** Text under study follows **

Puspendu Roy Karmakar
December 9, 2025 AT 00:46I live in India, no weed here, but I bought MOTA because I liked the name. Mota = fat in Hindi. So I have fat coin. Haha. Now I just hold it like a lucky charm. Maybe one day my son will say, ‘Papa, what’s this?’ And I’ll tell him about the time crypto tried to help people who just wanted to smoke in peace.

** End of Text under study **
** Provided data follows **

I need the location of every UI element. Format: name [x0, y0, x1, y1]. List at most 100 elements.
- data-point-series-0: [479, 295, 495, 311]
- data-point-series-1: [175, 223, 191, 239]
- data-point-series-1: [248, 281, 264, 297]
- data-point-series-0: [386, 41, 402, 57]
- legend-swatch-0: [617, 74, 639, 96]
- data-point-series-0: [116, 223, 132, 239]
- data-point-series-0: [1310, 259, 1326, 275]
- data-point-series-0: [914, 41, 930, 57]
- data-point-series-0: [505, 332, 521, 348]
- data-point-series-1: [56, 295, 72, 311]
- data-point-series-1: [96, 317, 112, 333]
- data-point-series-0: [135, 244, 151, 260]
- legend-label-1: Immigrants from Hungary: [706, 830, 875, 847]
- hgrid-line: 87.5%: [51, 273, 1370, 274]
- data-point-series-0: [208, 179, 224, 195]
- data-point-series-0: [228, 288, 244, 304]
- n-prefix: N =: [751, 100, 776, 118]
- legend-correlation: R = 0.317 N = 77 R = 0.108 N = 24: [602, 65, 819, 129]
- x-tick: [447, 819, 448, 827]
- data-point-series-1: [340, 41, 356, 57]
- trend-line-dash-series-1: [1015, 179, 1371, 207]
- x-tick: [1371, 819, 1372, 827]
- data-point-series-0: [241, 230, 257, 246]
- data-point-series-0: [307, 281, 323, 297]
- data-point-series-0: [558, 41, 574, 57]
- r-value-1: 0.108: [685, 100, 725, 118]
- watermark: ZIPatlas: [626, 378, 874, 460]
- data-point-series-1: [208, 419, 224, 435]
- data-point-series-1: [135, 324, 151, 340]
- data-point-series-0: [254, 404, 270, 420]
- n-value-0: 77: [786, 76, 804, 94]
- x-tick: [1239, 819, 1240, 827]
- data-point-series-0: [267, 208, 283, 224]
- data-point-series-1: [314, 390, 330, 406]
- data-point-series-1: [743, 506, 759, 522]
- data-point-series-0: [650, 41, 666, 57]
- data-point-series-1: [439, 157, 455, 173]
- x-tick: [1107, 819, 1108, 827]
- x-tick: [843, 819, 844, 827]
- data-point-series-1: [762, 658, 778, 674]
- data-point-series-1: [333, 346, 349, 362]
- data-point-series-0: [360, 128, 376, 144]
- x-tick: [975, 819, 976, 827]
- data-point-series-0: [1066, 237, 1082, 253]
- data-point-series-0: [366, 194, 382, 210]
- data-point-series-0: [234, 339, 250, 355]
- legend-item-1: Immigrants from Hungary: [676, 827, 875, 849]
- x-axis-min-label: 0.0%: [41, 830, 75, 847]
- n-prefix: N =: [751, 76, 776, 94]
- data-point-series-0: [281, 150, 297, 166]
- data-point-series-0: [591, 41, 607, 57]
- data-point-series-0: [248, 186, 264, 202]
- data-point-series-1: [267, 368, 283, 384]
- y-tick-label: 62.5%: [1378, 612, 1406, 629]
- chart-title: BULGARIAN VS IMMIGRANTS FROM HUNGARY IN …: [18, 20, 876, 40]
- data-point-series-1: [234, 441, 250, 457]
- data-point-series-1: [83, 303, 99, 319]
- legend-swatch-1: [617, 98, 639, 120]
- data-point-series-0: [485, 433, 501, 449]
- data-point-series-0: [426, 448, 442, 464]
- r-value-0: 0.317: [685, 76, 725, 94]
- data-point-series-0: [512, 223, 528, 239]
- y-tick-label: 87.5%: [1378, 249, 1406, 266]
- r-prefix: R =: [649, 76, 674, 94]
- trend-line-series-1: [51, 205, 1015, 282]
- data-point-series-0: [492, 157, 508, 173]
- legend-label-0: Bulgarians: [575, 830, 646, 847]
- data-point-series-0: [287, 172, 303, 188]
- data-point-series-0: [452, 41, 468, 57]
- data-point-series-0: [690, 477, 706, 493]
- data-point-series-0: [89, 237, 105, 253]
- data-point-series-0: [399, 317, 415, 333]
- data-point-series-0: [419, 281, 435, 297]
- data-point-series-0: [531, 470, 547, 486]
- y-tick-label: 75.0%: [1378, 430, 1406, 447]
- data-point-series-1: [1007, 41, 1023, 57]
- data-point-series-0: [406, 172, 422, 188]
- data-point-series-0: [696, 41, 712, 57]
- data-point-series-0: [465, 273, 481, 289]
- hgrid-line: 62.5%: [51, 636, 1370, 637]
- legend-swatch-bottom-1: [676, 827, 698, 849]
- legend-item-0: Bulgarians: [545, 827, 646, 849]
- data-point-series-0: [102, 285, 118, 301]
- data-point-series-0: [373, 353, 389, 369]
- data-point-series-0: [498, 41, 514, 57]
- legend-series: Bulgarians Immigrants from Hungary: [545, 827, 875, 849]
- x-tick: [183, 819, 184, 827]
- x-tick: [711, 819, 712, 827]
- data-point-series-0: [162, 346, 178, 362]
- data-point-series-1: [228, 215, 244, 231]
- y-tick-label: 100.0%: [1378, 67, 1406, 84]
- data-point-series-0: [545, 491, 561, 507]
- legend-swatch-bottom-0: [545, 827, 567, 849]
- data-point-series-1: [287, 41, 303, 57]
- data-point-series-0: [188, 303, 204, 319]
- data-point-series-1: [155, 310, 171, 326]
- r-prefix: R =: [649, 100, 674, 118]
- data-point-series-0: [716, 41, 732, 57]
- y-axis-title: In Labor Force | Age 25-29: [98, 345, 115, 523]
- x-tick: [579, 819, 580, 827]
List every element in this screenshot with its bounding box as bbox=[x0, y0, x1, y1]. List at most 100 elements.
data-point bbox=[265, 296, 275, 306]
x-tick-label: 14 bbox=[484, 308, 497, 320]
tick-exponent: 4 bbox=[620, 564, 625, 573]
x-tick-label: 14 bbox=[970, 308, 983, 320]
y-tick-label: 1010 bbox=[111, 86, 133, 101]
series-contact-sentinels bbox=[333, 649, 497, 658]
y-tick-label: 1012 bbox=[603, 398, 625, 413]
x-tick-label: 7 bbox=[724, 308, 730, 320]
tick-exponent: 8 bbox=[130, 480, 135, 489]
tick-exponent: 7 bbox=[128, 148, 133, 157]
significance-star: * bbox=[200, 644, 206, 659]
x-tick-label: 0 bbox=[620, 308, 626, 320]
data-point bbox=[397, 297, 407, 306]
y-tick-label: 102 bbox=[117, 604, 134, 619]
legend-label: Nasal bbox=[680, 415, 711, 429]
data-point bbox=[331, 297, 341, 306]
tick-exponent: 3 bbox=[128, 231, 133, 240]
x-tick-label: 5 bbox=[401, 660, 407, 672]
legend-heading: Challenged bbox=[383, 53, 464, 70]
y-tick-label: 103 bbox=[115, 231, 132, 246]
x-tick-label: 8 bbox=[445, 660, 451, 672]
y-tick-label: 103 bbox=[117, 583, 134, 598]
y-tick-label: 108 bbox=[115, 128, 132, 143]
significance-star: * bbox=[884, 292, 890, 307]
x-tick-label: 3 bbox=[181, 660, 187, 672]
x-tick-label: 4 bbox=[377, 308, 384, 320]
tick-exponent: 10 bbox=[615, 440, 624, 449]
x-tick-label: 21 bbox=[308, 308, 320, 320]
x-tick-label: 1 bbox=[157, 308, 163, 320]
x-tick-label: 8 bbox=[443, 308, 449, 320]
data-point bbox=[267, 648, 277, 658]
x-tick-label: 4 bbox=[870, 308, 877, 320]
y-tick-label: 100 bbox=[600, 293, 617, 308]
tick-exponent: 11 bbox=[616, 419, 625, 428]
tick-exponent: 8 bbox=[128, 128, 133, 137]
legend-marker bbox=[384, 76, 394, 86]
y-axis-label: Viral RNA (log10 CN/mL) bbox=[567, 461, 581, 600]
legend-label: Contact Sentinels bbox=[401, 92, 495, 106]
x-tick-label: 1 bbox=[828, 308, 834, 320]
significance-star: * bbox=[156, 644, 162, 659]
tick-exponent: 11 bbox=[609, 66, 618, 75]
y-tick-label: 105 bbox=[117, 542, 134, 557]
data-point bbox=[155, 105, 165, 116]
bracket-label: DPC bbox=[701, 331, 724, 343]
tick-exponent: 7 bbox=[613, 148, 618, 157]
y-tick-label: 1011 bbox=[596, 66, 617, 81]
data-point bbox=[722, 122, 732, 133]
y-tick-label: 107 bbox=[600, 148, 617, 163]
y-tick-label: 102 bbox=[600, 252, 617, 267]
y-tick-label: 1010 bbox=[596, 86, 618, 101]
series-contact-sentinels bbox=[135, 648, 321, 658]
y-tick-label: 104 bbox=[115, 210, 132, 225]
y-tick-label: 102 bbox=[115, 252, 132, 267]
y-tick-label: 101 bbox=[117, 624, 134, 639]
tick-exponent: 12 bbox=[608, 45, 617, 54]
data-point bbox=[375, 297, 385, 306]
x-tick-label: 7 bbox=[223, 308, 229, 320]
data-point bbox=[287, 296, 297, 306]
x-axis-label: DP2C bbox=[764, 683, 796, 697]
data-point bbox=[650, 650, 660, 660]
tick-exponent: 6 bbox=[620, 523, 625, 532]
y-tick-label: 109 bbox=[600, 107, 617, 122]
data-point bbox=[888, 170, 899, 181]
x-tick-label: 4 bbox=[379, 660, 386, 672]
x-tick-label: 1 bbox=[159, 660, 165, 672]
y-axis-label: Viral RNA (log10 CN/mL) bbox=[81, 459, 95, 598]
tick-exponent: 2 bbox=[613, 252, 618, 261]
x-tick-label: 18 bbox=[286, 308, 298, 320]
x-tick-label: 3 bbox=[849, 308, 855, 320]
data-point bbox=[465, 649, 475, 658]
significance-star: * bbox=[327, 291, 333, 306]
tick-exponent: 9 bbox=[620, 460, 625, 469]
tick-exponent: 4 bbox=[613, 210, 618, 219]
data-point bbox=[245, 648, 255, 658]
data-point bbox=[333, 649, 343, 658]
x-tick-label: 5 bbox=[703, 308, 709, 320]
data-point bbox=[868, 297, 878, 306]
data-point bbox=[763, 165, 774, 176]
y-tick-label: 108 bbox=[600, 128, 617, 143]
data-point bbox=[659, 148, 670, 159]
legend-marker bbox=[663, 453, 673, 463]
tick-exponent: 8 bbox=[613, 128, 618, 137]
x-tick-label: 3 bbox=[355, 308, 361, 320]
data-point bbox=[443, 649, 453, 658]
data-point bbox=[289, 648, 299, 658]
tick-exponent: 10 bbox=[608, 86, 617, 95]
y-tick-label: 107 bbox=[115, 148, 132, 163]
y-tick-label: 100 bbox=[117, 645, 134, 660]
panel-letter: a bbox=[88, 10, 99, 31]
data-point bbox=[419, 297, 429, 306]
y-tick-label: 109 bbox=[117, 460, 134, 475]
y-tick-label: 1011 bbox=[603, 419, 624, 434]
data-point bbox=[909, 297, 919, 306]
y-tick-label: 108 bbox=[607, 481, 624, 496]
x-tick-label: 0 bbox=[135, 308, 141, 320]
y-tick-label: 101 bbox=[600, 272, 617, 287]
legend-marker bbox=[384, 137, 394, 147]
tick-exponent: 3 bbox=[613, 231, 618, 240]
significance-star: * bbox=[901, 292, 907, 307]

** End of Provided data **

What is required> According to the comment, what does "Mota" mean in Hindi? The entries aren't needed here.

Output for this exercise> Fat.